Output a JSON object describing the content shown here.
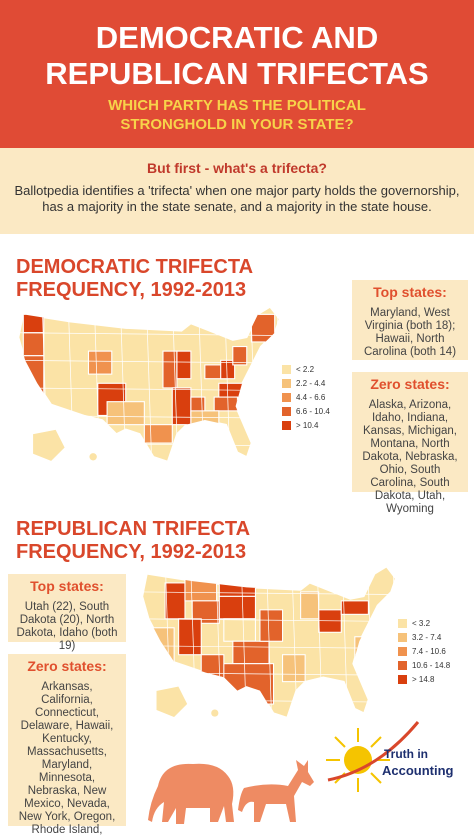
{
  "header": {
    "title": "DEMOCRATIC AND REPUBLICAN TRIFECTAS",
    "subtitle": "WHICH PARTY HAS THE POLITICAL STRONGHOLD IN YOUR STATE?"
  },
  "intro": {
    "heading": "But first - what's a trifecta?",
    "text": "Ballotpedia identifies a 'trifecta' when one major party holds the governorship, has a majority in the state senate, and a majority in the state house."
  },
  "democratic": {
    "title": "DEMOCRATIC TRIFECTA FREQUENCY, 1992-2013",
    "legend": [
      {
        "label": "< 2.2",
        "color": "#fbe3a6"
      },
      {
        "label": "2.2 - 4.4",
        "color": "#f6c27a"
      },
      {
        "label": "4.4 - 6.6",
        "color": "#f0924e"
      },
      {
        "label": "6.6 - 10.4",
        "color": "#e2632b"
      },
      {
        "label": "> 10.4",
        "color": "#d93f0e"
      }
    ],
    "top_states": {
      "heading": "Top states:",
      "text": "Maryland, West Virginia (both 18); Hawaii, North Carolina (both 14)"
    },
    "zero_states": {
      "heading": "Zero states:",
      "text": "Alaska, Arizona, Idaho, Indiana, Kansas, Michigan, Montana, North Dakota, Nebraska, Ohio, South Carolina, South Dakota, Utah, Wyoming"
    }
  },
  "republican": {
    "title": "REPUBLICAN TRIFECTA FREQUENCY, 1992-2013",
    "legend": [
      {
        "label": "< 3.2",
        "color": "#fbe3a6"
      },
      {
        "label": "3.2 - 7.4",
        "color": "#f6c27a"
      },
      {
        "label": "7.4 - 10.6",
        "color": "#f0924e"
      },
      {
        "label": "10.6 - 14.8",
        "color": "#e2632b"
      },
      {
        "label": "> 14.8",
        "color": "#d93f0e"
      }
    ],
    "top_states": {
      "heading": "Top states:",
      "text": "Utah (22), South Dakota (20), North Dakota, Idaho (both 19)"
    },
    "zero_states": {
      "heading": "Zero states:",
      "text": "Arkansas, California, Connecticut, Delaware, Hawaii, Kentucky, Massachusetts, Maryland, Minnesota, Nebraska, New Mexico, Nevada, New York, Oregon, Rhode Island, Vermont, Washington, West Virginia"
    }
  },
  "logo": {
    "line1": "Truth in",
    "line2": "Accounting"
  }
}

Do this |
The pictures in the entries should be left out; output everything else exactly.

Exercise answer |
Output a JSON object describing the content shown here.
{
  "header": {
    "title": "DEMOCRATIC AND REPUBLICAN TRIFECTAS",
    "subtitle": "WHICH PARTY HAS THE POLITICAL STRONGHOLD IN YOUR STATE?"
  },
  "intro": {
    "heading": "But first - what's a trifecta?",
    "text": "Ballotpedia identifies a 'trifecta' when one major party holds the governorship, has a majority in the state senate, and a majority in the state house."
  },
  "democratic": {
    "title": "DEMOCRATIC TRIFECTA FREQUENCY, 1992-2013",
    "legend": [
      {
        "label": "< 2.2",
        "color": "#fbe3a6"
      },
      {
        "label": "2.2 - 4.4",
        "color": "#f6c27a"
      },
      {
        "label": "4.4 - 6.6",
        "color": "#f0924e"
      },
      {
        "label": "6.6 - 10.4",
        "color": "#e2632b"
      },
      {
        "label": "> 10.4",
        "color": "#d93f0e"
      }
    ],
    "top_states": {
      "heading": "Top states:",
      "text": "Maryland, West Virginia (both 18); Hawaii, North Carolina (both 14)"
    },
    "zero_states": {
      "heading": "Zero states:",
      "text": "Alaska, Arizona, Idaho, Indiana, Kansas, Michigan, Montana, North Dakota, Nebraska, Ohio, South Carolina, South Dakota, Utah, Wyoming"
    }
  },
  "republican": {
    "title": "REPUBLICAN TRIFECTA FREQUENCY, 1992-2013",
    "legend": [
      {
        "label": "< 3.2",
        "color": "#fbe3a6"
      },
      {
        "label": "3.2 - 7.4",
        "color": "#f6c27a"
      },
      {
        "label": "7.4 - 10.6",
        "color": "#f0924e"
      },
      {
        "label": "10.6 - 14.8",
        "color": "#e2632b"
      },
      {
        "label": "> 14.8",
        "color": "#d93f0e"
      }
    ],
    "top_states": {
      "heading": "Top states:",
      "text": "Utah (22), South Dakota (20), North Dakota, Idaho (both 19)"
    },
    "zero_states": {
      "heading": "Zero states:",
      "text": "Arkansas, California, Connecticut, Delaware, Hawaii, Kentucky, Massachusetts, Maryland, Minnesota, Nebraska, New Mexico, Nevada, New York, Oregon, Rhode Island, Vermont, Washington, West Virginia"
    }
  },
  "logo": {
    "line1": "Truth in",
    "line2": "Accounting"
  }
}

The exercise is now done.